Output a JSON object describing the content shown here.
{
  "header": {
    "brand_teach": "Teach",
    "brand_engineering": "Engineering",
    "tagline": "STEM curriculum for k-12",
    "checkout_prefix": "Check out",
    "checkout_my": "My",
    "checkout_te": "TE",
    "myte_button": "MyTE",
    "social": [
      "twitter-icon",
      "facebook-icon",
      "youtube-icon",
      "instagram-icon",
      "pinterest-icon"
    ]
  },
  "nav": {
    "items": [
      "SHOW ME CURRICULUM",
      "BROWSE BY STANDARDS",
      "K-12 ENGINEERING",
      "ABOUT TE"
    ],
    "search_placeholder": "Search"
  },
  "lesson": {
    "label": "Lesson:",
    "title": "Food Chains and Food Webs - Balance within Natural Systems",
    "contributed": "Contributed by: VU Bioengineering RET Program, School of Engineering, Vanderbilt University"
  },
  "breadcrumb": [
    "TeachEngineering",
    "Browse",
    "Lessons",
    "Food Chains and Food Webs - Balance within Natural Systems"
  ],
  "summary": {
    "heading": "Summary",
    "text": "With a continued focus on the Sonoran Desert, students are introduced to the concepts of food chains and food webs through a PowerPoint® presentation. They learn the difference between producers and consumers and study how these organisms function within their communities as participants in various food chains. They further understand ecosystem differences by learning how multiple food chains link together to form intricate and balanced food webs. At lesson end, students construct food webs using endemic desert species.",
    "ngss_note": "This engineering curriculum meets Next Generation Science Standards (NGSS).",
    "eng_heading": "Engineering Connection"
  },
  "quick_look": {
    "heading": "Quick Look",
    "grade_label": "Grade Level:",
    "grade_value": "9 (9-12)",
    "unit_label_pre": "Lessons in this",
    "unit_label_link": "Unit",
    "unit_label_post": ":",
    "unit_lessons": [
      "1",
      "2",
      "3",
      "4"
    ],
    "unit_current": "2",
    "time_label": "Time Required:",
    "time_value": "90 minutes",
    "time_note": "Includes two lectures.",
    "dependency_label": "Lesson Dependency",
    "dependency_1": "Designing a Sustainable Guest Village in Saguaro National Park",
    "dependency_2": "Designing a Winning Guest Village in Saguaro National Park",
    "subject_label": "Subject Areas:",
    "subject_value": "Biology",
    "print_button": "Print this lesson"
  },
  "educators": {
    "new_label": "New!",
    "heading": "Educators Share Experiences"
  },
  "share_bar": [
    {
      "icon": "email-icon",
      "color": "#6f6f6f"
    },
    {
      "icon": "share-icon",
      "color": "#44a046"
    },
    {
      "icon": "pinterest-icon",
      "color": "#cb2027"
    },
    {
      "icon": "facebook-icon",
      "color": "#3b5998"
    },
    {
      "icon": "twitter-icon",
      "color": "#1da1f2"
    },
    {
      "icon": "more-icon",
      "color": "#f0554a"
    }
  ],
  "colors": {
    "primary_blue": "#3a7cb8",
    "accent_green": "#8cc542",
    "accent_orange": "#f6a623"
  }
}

■ ■ ■ ■ ■ ■ ■

§ GIVEN TASK:
Copy every line verbatim.

§ SOLUTION FOR THIS EXERCISE:
Output a JSON object describing the content shown here.
{
  "header": {
    "brand_teach": "Teach",
    "brand_engineering": "Engineering",
    "tagline": "STEM curriculum for k-12",
    "checkout_prefix": "Check out",
    "checkout_my": "My",
    "checkout_te": "TE",
    "myte_button": "MyTE",
    "social": [
      "twitter-icon",
      "facebook-icon",
      "youtube-icon",
      "instagram-icon",
      "pinterest-icon"
    ]
  },
  "nav": {
    "items": [
      "SHOW ME CURRICULUM",
      "BROWSE BY STANDARDS",
      "K-12 ENGINEERING",
      "ABOUT TE"
    ],
    "search_placeholder": "Search"
  },
  "lesson": {
    "label": "Lesson:",
    "title": "Food Chains and Food Webs - Balance within Natural Systems",
    "contributed": "Contributed by: VU Bioengineering RET Program, School of Engineering, Vanderbilt University"
  },
  "breadcrumb": [
    "TeachEngineering",
    "Browse",
    "Lessons",
    "Food Chains and Food Webs - Balance within Natural Systems"
  ],
  "summary": {
    "heading": "Summary",
    "text": "With a continued focus on the Sonoran Desert, students are introduced to the concepts of food chains and food webs through a PowerPoint® presentation. They learn the difference between producers and consumers and study how these organisms function within their communities as participants in various food chains. They further understand ecosystem differences by learning how multiple food chains link together to form intricate and balanced food webs. At lesson end, students construct food webs using endemic desert species.",
    "ngss_note": "This engineering curriculum meets Next Generation Science Standards (NGSS).",
    "eng_heading": "Engineering Connection"
  },
  "quick_look": {
    "heading": "Quick Look",
    "grade_label": "Grade Level:",
    "grade_value": "9 (9-12)",
    "unit_label_pre": "Lessons in this",
    "unit_label_link": "Unit",
    "unit_label_post": ":",
    "unit_lessons": [
      "1",
      "2",
      "3",
      "4"
    ],
    "unit_current": "2",
    "time_label": "Time Required:",
    "time_value": "90 minutes",
    "time_note": "Includes two lectures.",
    "dependency_label": "Lesson Dependency",
    "dependency_1": "Designing a Sustainable Guest Village in Saguaro National Park",
    "dependency_2": "Designing a Winning Guest Village in Saguaro National Park",
    "subject_label": "Subject Areas:",
    "subject_value": "Biology",
    "print_button": "Print this lesson"
  },
  "educators": {
    "new_label": "New!",
    "heading": "Educators Share Experiences"
  },
  "share_bar": [
    {
      "icon": "email-icon",
      "color": "#6f6f6f"
    },
    {
      "icon": "share-icon",
      "color": "#44a046"
    },
    {
      "icon": "pinterest-icon",
      "color": "#cb2027"
    },
    {
      "icon": "facebook-icon",
      "color": "#3b5998"
    },
    {
      "icon": "twitter-icon",
      "color": "#1da1f2"
    },
    {
      "icon": "more-icon",
      "color": "#f0554a"
    }
  ],
  "colors": {
    "primary_blue": "#3a7cb8",
    "accent_green": "#8cc542",
    "accent_orange": "#f6a623"
  }
}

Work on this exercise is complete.